#### DIRECTIONS FOR THIS TASK:
Some lines in the listing below may include the string "Queries". How many are there? Give only the number.

Dataset items
......
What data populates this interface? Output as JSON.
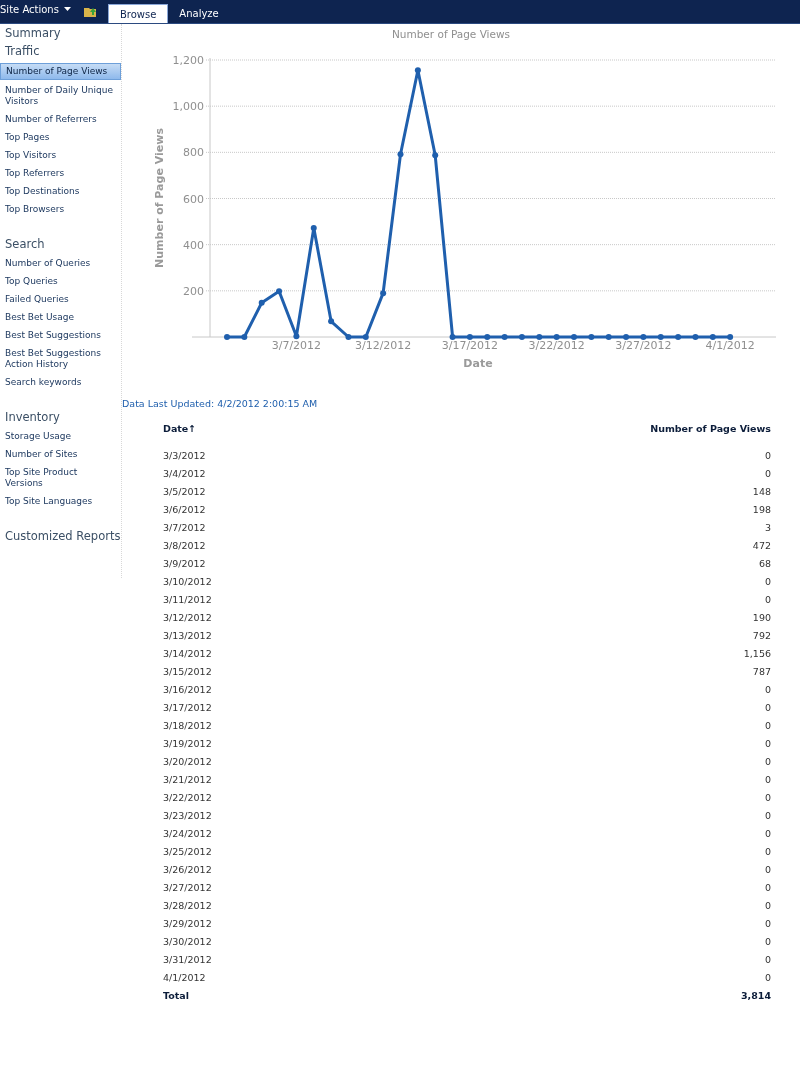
{
  "ribbon": {
    "site_actions": "Site Actions",
    "tabs": [
      {
        "label": "Browse",
        "selected": true
      },
      {
        "label": "Analyze",
        "selected": false
      }
    ]
  },
  "sidebar": {
    "sections": [
      {
        "heading": "Summary"
      },
      {
        "heading": "Traffic",
        "items": [
          {
            "label": "Number of Page Views",
            "selected": true
          },
          {
            "label": "Number of Daily Unique Visitors",
            "selected": false
          },
          {
            "label": "Number of Referrers",
            "selected": false
          },
          {
            "label": "Top Pages",
            "selected": false
          },
          {
            "label": "Top Visitors",
            "selected": false
          },
          {
            "label": "Top Referrers",
            "selected": false
          },
          {
            "label": "Top Destinations",
            "selected": false
          },
          {
            "label": "Top Browsers",
            "selected": false
          }
        ]
      },
      {
        "heading": "Search",
        "items": [
          {
            "label": "Number of Queries",
            "selected": false
          },
          {
            "label": "Top Queries",
            "selected": false
          },
          {
            "label": "Failed Queries",
            "selected": false
          },
          {
            "label": "Best Bet Usage",
            "selected": false
          },
          {
            "label": "Best Bet Suggestions",
            "selected": false
          },
          {
            "label": "Best Bet Suggestions Action History",
            "selected": false
          },
          {
            "label": "Search keywords",
            "selected": false
          }
        ]
      },
      {
        "heading": "Inventory",
        "items": [
          {
            "label": "Storage Usage",
            "selected": false
          },
          {
            "label": "Number of Sites",
            "selected": false
          },
          {
            "label": "Top Site Product Versions",
            "selected": false
          },
          {
            "label": "Top Site Languages",
            "selected": false
          }
        ]
      },
      {
        "heading": "Customized Reports"
      }
    ]
  },
  "chart": {
    "chart_data": {
      "type": "line",
      "title": "Number of Page Views",
      "xlabel": "Date",
      "ylabel": "Number of Page Views",
      "categories": [
        null,
        null,
        null,
        null,
        "3/7/2012",
        null,
        null,
        null,
        null,
        "3/12/2012",
        null,
        null,
        null,
        null,
        "3/17/2012",
        null,
        null,
        null,
        null,
        "3/22/2012",
        null,
        null,
        null,
        null,
        "3/27/2012",
        null,
        null,
        null,
        null,
        "4/1/2012"
      ],
      "grid": true,
      "series": [
        {
          "color": "#1f5fad",
          "marker": "circle",
          "values": [
            0,
            0,
            148,
            198,
            3,
            472,
            68,
            0,
            0,
            190,
            792,
            1156,
            787,
            0,
            0,
            0,
            0,
            0,
            0,
            0,
            0,
            0,
            0,
            0,
            0,
            0,
            0,
            0,
            0,
            0
          ]
        }
      ],
      "ylim": [
        0,
        1200
      ],
      "yticks": [
        {
          "value": 200,
          "label": "200"
        },
        {
          "value": 400,
          "label": "400"
        },
        {
          "value": 600,
          "label": "600"
        },
        {
          "value": 800,
          "label": "800"
        },
        {
          "value": 1000,
          "label": "1,000"
        },
        {
          "value": 1200,
          "label": "1,200"
        }
      ]
    }
  },
  "last_updated": "Data Last Updated: 4/2/2012 2:00:15 AM",
  "table": {
    "columns": [
      "Date↑",
      "Number of Page Views"
    ],
    "rows": [
      [
        "3/3/2012",
        "0"
      ],
      [
        "3/4/2012",
        "0"
      ],
      [
        "3/5/2012",
        "148"
      ],
      [
        "3/6/2012",
        "198"
      ],
      [
        "3/7/2012",
        "3"
      ],
      [
        "3/8/2012",
        "472"
      ],
      [
        "3/9/2012",
        "68"
      ],
      [
        "3/10/2012",
        "0"
      ],
      [
        "3/11/2012",
        "0"
      ],
      [
        "3/12/2012",
        "190"
      ],
      [
        "3/13/2012",
        "792"
      ],
      [
        "3/14/2012",
        "1,156"
      ],
      [
        "3/15/2012",
        "787"
      ],
      [
        "3/16/2012",
        "0"
      ],
      [
        "3/17/2012",
        "0"
      ],
      [
        "3/18/2012",
        "0"
      ],
      [
        "3/19/2012",
        "0"
      ],
      [
        "3/20/2012",
        "0"
      ],
      [
        "3/21/2012",
        "0"
      ],
      [
        "3/22/2012",
        "0"
      ],
      [
        "3/23/2012",
        "0"
      ],
      [
        "3/24/2012",
        "0"
      ],
      [
        "3/25/2012",
        "0"
      ],
      [
        "3/26/2012",
        "0"
      ],
      [
        "3/27/2012",
        "0"
      ],
      [
        "3/28/2012",
        "0"
      ],
      [
        "3/29/2012",
        "0"
      ],
      [
        "3/30/2012",
        "0"
      ],
      [
        "3/31/2012",
        "0"
      ],
      [
        "4/1/2012",
        "0"
      ]
    ],
    "total": [
      "Total",
      "3,814"
    ]
  }
}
......
#### OUTPUT FOR THIS TASK:
3